(Data extracted from a collection)
───
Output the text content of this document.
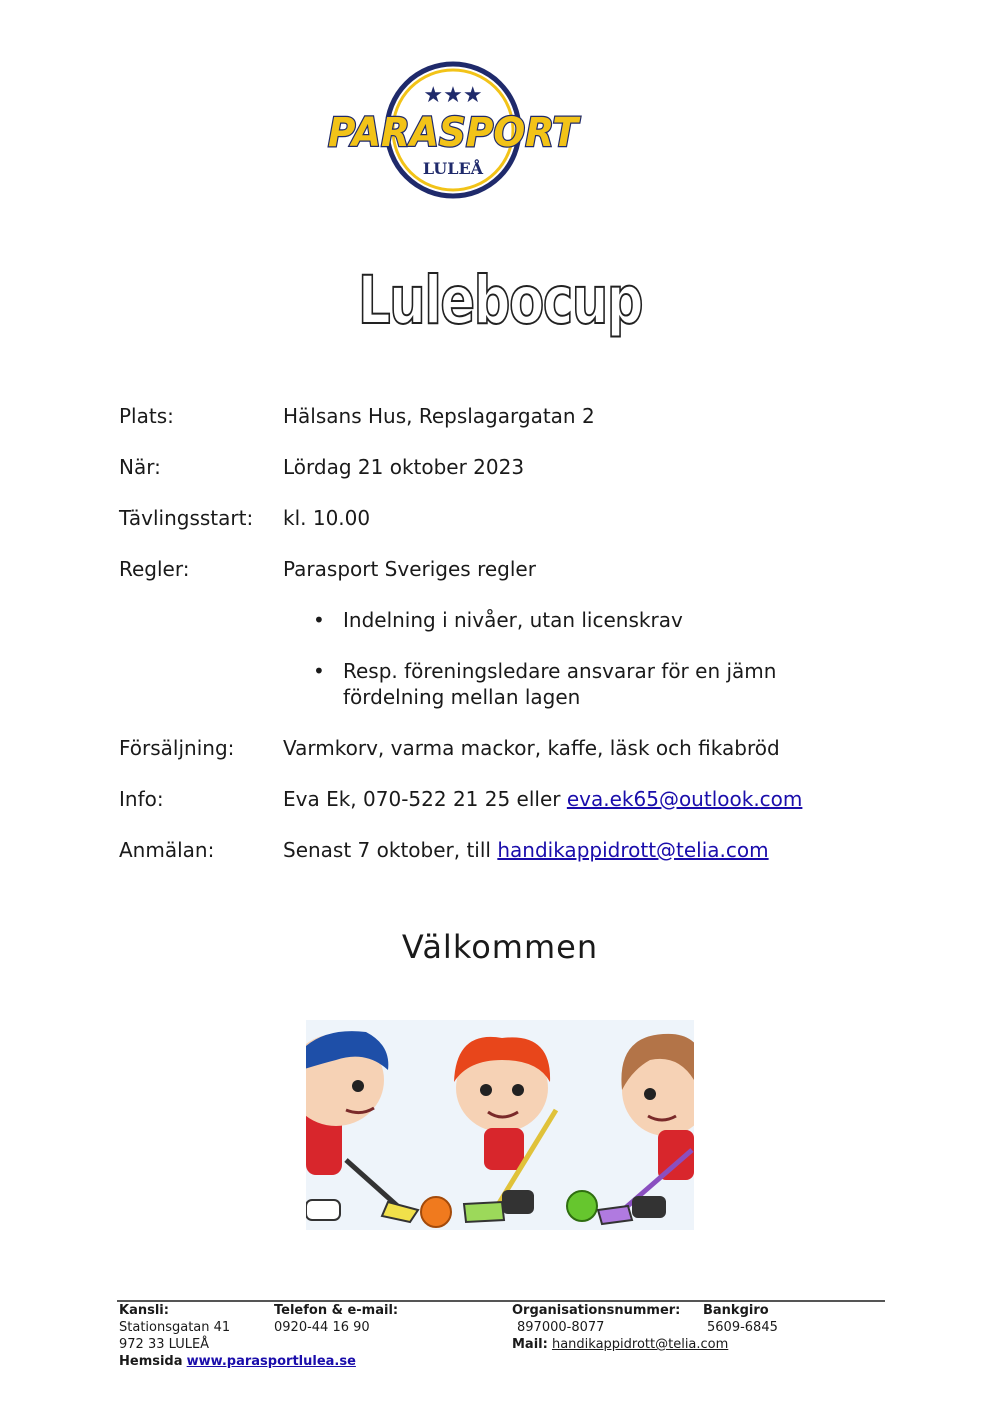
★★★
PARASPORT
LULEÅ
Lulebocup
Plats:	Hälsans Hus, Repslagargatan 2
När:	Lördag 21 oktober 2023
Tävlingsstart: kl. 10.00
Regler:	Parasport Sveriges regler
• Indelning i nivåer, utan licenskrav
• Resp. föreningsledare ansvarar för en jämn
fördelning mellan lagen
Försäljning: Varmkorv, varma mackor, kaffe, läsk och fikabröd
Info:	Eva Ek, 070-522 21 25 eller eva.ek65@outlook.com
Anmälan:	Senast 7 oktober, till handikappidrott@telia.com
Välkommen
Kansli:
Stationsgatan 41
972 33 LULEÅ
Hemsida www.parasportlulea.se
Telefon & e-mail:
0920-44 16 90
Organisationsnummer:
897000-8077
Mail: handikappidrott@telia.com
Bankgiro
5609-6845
───
• _Given problem_:
Will you restate every entry word for word and omit the images?

• _Solution to this problem_:
Output the text content of this document.
★★★
PARASPORT
LULEÅ
Lulebocup
Plats:	Hälsans Hus, Repslagargatan 2
När:	Lördag 21 oktober 2023
Tävlingsstart: kl. 10.00
Regler:	Parasport Sveriges regler
• Indelning i nivåer, utan licenskrav
• Resp. föreningsledare ansvarar för en jämn
fördelning mellan lagen
Försäljning: Varmkorv, varma mackor, kaffe, läsk och fikabröd
Info:	Eva Ek, 070-522 21 25 eller eva.ek65@outlook.com
Anmälan:	Senast 7 oktober, till handikappidrott@telia.com
Välkommen
Kansli:
Stationsgatan 41
972 33 LULEÅ
Hemsida www.parasportlulea.se
Telefon & e-mail:
0920-44 16 90
Organisationsnummer:
897000-8077
Mail: handikappidrott@telia.com
Bankgiro
5609-6845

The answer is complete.